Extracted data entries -

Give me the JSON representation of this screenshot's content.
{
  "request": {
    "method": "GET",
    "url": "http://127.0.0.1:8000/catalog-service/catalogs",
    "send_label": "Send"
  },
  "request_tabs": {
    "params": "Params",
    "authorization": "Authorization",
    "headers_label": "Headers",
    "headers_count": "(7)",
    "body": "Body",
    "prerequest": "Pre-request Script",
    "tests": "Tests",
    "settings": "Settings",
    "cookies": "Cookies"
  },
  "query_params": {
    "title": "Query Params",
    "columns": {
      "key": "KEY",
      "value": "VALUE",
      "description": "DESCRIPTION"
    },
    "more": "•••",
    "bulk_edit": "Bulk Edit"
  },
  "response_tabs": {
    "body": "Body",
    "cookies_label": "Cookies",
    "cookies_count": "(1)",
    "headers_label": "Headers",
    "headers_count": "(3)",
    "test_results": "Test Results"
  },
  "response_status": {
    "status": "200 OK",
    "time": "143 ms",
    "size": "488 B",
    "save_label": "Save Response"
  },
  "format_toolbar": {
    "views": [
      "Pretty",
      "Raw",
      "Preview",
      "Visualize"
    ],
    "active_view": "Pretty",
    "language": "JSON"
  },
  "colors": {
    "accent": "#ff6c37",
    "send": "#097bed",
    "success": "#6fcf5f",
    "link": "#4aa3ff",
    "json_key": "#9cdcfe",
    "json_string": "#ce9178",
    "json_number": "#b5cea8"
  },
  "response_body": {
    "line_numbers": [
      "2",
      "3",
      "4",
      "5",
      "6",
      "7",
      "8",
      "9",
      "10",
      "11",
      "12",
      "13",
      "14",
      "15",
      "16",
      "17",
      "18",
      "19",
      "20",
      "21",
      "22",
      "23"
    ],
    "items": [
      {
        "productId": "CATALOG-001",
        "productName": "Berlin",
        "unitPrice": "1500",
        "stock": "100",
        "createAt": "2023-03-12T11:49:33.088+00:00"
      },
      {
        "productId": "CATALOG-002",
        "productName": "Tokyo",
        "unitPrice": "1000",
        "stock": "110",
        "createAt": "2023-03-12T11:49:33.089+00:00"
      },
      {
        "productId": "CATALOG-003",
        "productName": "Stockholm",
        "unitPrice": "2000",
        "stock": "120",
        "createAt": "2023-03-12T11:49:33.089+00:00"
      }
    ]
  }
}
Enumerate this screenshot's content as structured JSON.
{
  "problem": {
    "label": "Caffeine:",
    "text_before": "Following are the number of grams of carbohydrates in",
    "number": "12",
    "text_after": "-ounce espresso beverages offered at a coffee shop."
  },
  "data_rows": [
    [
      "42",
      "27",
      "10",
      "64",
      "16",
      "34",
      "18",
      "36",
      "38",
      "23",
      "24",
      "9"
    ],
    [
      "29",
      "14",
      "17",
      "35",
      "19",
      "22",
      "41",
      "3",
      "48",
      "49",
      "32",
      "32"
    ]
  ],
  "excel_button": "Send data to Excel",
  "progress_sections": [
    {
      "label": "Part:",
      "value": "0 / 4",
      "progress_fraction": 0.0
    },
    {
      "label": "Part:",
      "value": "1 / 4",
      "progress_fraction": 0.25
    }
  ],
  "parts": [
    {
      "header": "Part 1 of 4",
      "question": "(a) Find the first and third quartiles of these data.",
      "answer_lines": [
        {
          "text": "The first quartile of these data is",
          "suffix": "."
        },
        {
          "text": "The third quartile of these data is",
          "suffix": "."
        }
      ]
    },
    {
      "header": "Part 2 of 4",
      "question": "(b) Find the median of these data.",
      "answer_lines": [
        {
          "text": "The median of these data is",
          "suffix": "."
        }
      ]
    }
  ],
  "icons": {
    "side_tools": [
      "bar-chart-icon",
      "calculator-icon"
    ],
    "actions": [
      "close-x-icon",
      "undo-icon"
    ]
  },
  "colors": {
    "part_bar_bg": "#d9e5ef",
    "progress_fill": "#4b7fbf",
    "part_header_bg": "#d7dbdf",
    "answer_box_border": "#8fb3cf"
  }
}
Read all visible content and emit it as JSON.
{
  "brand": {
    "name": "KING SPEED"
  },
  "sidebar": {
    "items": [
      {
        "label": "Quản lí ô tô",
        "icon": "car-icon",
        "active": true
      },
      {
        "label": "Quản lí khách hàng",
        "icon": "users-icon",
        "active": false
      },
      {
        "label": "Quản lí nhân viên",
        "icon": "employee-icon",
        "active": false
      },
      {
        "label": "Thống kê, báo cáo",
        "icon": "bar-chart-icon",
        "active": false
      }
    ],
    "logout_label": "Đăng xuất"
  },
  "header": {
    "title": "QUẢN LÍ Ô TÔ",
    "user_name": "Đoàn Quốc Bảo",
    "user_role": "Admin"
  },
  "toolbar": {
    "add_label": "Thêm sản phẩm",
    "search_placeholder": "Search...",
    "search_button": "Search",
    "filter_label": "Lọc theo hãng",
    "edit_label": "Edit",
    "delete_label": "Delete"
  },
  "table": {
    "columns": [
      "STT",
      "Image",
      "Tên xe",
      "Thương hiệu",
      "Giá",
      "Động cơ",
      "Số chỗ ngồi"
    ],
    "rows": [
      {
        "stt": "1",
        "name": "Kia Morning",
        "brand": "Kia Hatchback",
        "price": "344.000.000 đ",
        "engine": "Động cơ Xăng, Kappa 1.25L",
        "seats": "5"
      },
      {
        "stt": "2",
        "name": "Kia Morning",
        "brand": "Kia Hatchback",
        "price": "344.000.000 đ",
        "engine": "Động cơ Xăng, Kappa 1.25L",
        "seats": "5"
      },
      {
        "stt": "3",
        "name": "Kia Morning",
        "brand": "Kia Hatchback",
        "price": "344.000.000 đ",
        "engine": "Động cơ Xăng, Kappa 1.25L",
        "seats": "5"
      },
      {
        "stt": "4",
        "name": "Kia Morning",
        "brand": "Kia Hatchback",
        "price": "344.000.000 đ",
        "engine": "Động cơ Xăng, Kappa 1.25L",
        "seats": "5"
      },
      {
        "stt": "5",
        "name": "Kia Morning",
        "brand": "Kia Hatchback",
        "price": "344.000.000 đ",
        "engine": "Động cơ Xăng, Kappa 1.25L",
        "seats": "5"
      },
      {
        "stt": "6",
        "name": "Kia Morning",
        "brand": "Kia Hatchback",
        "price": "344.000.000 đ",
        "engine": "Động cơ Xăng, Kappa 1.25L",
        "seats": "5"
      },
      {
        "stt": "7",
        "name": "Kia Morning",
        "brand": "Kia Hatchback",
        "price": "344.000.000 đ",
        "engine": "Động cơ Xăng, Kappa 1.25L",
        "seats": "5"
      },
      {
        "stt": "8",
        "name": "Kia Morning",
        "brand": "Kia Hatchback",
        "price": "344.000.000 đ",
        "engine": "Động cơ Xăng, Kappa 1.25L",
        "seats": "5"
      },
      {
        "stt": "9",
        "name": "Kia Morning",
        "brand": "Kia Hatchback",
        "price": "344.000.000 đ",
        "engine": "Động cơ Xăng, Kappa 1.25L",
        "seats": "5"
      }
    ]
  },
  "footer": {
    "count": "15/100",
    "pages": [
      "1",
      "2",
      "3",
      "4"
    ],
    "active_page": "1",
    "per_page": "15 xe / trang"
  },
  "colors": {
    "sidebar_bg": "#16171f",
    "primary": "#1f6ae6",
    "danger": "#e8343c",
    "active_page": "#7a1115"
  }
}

WRITTEN EXERCISE -
Extract each entry in full and write it down exactly.

EXPECTED OUTPUT -
Give me the JSON representation of this screenshot's content.
{
  "request": {
    "method": "GET",
    "url": "http://127.0.0.1:8000/catalog-service/catalogs",
    "send_label": "Send"
  },
  "request_tabs": {
    "params": "Params",
    "authorization": "Authorization",
    "headers_label": "Headers",
    "headers_count": "(7)",
    "body": "Body",
    "prerequest": "Pre-request Script",
    "tests": "Tests",
    "settings": "Settings",
    "cookies": "Cookies"
  },
  "query_params": {
    "title": "Query Params",
    "columns": {
      "key": "KEY",
      "value": "VALUE",
      "description": "DESCRIPTION"
    },
    "more": "•••",
    "bulk_edit": "Bulk Edit"
  },
  "response_tabs": {
    "body": "Body",
    "cookies_label": "Cookies",
    "cookies_count": "(1)",
    "headers_label": "Headers",
    "headers_count": "(3)",
    "test_results": "Test Results"
  },
  "response_status": {
    "status": "200 OK",
    "time": "143 ms",
    "size": "488 B",
    "save_label": "Save Response"
  },
  "format_toolbar": {
    "views": [
      "Pretty",
      "Raw",
      "Preview",
      "Visualize"
    ],
    "active_view": "Pretty",
    "language": "JSON"
  },
  "colors": {
    "accent": "#ff6c37",
    "send": "#097bed",
    "success": "#6fcf5f",
    "link": "#4aa3ff",
    "json_key": "#9cdcfe",
    "json_string": "#ce9178",
    "json_number": "#b5cea8"
  },
  "response_body": {
    "line_numbers": [
      "2",
      "3",
      "4",
      "5",
      "6",
      "7",
      "8",
      "9",
      "10",
      "11",
      "12",
      "13",
      "14",
      "15",
      "16",
      "17",
      "18",
      "19",
      "20",
      "21",
      "22",
      "23"
    ],
    "items": [
      {
        "productId": "CATALOG-001",
        "productName": "Berlin",
        "unitPrice": "1500",
        "stock": "100",
        "createAt": "2023-03-12T11:49:33.088+00:00"
      },
      {
        "productId": "CATALOG-002",
        "productName": "Tokyo",
        "unitPrice": "1000",
        "stock": "110",
        "createAt": "2023-03-12T11:49:33.089+00:00"
      },
      {
        "productId": "CATALOG-003",
        "productName": "Stockholm",
        "unitPrice": "2000",
        "stock": "120",
        "createAt": "2023-03-12T11:49:33.089+00:00"
      }
    ]
  }
}
Enumerate this screenshot's content as structured JSON.
{
  "problem": {
    "label": "Caffeine:",
    "text_before": "Following are the number of grams of carbohydrates in",
    "number": "12",
    "text_after": "-ounce espresso beverages offered at a coffee shop."
  },
  "data_rows": [
    [
      "42",
      "27",
      "10",
      "64",
      "16",
      "34",
      "18",
      "36",
      "38",
      "23",
      "24",
      "9"
    ],
    [
      "29",
      "14",
      "17",
      "35",
      "19",
      "22",
      "41",
      "3",
      "48",
      "49",
      "32",
      "32"
    ]
  ],
  "excel_button": "Send data to Excel",
  "progress_sections": [
    {
      "label": "Part:",
      "value": "0 / 4",
      "progress_fraction": 0.0
    },
    {
      "label": "Part:",
      "value": "1 / 4",
      "progress_fraction": 0.25
    }
  ],
  "parts": [
    {
      "header": "Part 1 of 4",
      "question": "(a) Find the first and third quartiles of these data.",
      "answer_lines": [
        {
          "text": "The first quartile of these data is",
          "suffix": "."
        },
        {
          "text": "The third quartile of these data is",
          "suffix": "."
        }
      ]
    },
    {
      "header": "Part 2 of 4",
      "question": "(b) Find the median of these data.",
      "answer_lines": [
        {
          "text": "The median of these data is",
          "suffix": "."
        }
      ]
    }
  ],
  "icons": {
    "side_tools": [
      "bar-chart-icon",
      "calculator-icon"
    ],
    "actions": [
      "close-x-icon",
      "undo-icon"
    ]
  },
  "colors": {
    "part_bar_bg": "#d9e5ef",
    "progress_fill": "#4b7fbf",
    "part_header_bg": "#d7dbdf",
    "answer_box_border": "#8fb3cf"
  }
}
Read all visible content and emit it as JSON.
{
  "brand": {
    "name": "KING SPEED"
  },
  "sidebar": {
    "items": [
      {
        "label": "Quản lí ô tô",
        "icon": "car-icon",
        "active": true
      },
      {
        "label": "Quản lí khách hàng",
        "icon": "users-icon",
        "active": false
      },
      {
        "label": "Quản lí nhân viên",
        "icon": "employee-icon",
        "active": false
      },
      {
        "label": "Thống kê, báo cáo",
        "icon": "bar-chart-icon",
        "active": false
      }
    ],
    "logout_label": "Đăng xuất"
  },
  "header": {
    "title": "QUẢN LÍ Ô TÔ",
    "user_name": "Đoàn Quốc Bảo",
    "user_role": "Admin"
  },
  "toolbar": {
    "add_label": "Thêm sản phẩm",
    "search_placeholder": "Search...",
    "search_button": "Search",
    "filter_label": "Lọc theo hãng",
    "edit_label": "Edit",
    "delete_label": "Delete"
  },
  "table": {
    "columns": [
      "STT",
      "Image",
      "Tên xe",
      "Thương hiệu",
      "Giá",
      "Động cơ",
      "Số chỗ ngồi"
    ],
    "rows": [
      {
        "stt": "1",
        "name": "Kia Morning",
        "brand": "Kia Hatchback",
        "price": "344.000.000 đ",
        "engine": "Động cơ Xăng, Kappa 1.25L",
        "seats": "5"
      },
      {
        "stt": "2",
        "name": "Kia Morning",
        "brand": "Kia Hatchback",
        "price": "344.000.000 đ",
        "engine": "Động cơ Xăng, Kappa 1.25L",
        "seats": "5"
      },
      {
        "stt": "3",
        "name": "Kia Morning",
        "brand": "Kia Hatchback",
        "price": "344.000.000 đ",
        "engine": "Động cơ Xăng, Kappa 1.25L",
        "seats": "5"
      },
      {
        "stt": "4",
        "name": "Kia Morning",
        "brand": "Kia Hatchback",
        "price": "344.000.000 đ",
        "engine": "Động cơ Xăng, Kappa 1.25L",
        "seats": "5"
      },
      {
        "stt": "5",
        "name": "Kia Morning",
        "brand": "Kia Hatchback",
        "price": "344.000.000 đ",
        "engine": "Động cơ Xăng, Kappa 1.25L",
        "seats": "5"
      },
      {
        "stt": "6",
        "name": "Kia Morning",
        "brand": "Kia Hatchback",
        "price": "344.000.000 đ",
        "engine": "Động cơ Xăng, Kappa 1.25L",
        "seats": "5"
      },
      {
        "stt": "7",
        "name": "Kia Morning",
        "brand": "Kia Hatchback",
        "price": "344.000.000 đ",
        "engine": "Động cơ Xăng, Kappa 1.25L",
        "seats": "5"
      },
      {
        "stt": "8",
        "name": "Kia Morning",
        "brand": "Kia Hatchback",
        "price": "344.000.000 đ",
        "engine": "Động cơ Xăng, Kappa 1.25L",
        "seats": "5"
      },
      {
        "stt": "9",
        "name": "Kia Morning",
        "brand": "Kia Hatchback",
        "price": "344.000.000 đ",
        "engine": "Động cơ Xăng, Kappa 1.25L",
        "seats": "5"
      }
    ]
  },
  "footer": {
    "count": "15/100",
    "pages": [
      "1",
      "2",
      "3",
      "4"
    ],
    "active_page": "1",
    "per_page": "15 xe / trang"
  },
  "colors": {
    "sidebar_bg": "#16171f",
    "primary": "#1f6ae6",
    "danger": "#e8343c",
    "active_page": "#7a1115"
  }
}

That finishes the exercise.